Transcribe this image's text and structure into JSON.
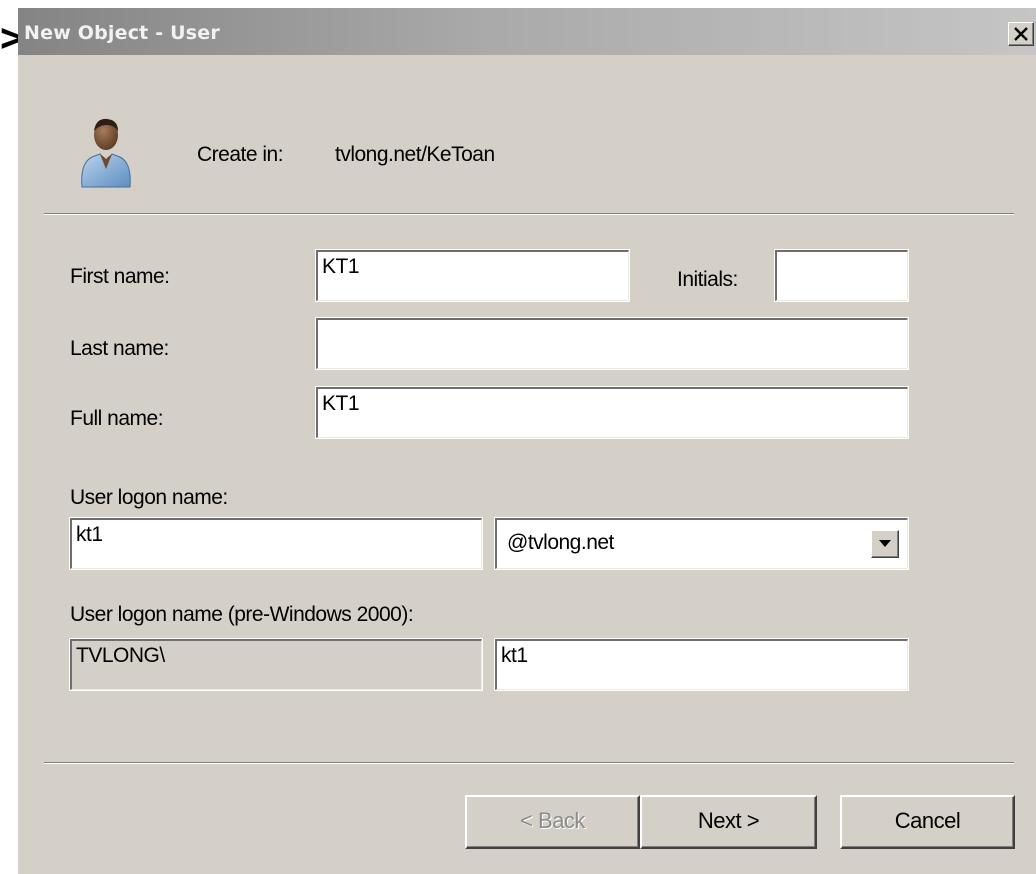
{
  "stray_glyph": ">",
  "window": {
    "title": "New Object - User",
    "close_glyph": "x"
  },
  "header": {
    "icon": "user-icon",
    "create_in_label": "Create in:",
    "create_in_value": "tvlong.net/KeToan"
  },
  "form": {
    "first_name_label": "First name:",
    "first_name_value": "KT1",
    "initials_label": "Initials:",
    "initials_value": "",
    "last_name_label": "Last name:",
    "last_name_value": "",
    "full_name_label": "Full name:",
    "full_name_value": "KT1",
    "logon_name_label": "User logon name:",
    "logon_name_value": "kt1",
    "domain_selected": "@tvlong.net",
    "pre2000_label": "User logon name (pre-Windows 2000):",
    "pre2000_domain_value": "TVLONG\\",
    "pre2000_name_value": "kt1"
  },
  "buttons": {
    "back_label": "< Back",
    "next_label": "Next >",
    "cancel_label": "Cancel"
  },
  "colors": {
    "dialog_face": "#d4d0c8",
    "titlebar_inactive": "#a9a9a9",
    "disabled_text": "#8c8c8c"
  }
}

TASK BRIEF
Set every line down exactly as written, leaving each picture out.

SOLUTION FOR THIS PROBLEM
Transcribe this image's text and structure into JSON.
{
  "stray_glyph": ">",
  "window": {
    "title": "New Object - User",
    "close_glyph": "x"
  },
  "header": {
    "icon": "user-icon",
    "create_in_label": "Create in:",
    "create_in_value": "tvlong.net/KeToan"
  },
  "form": {
    "first_name_label": "First name:",
    "first_name_value": "KT1",
    "initials_label": "Initials:",
    "initials_value": "",
    "last_name_label": "Last name:",
    "last_name_value": "",
    "full_name_label": "Full name:",
    "full_name_value": "KT1",
    "logon_name_label": "User logon name:",
    "logon_name_value": "kt1",
    "domain_selected": "@tvlong.net",
    "pre2000_label": "User logon name (pre-Windows 2000):",
    "pre2000_domain_value": "TVLONG\\",
    "pre2000_name_value": "kt1"
  },
  "buttons": {
    "back_label": "< Back",
    "next_label": "Next >",
    "cancel_label": "Cancel"
  },
  "colors": {
    "dialog_face": "#d4d0c8",
    "titlebar_inactive": "#a9a9a9",
    "disabled_text": "#8c8c8c"
  }
}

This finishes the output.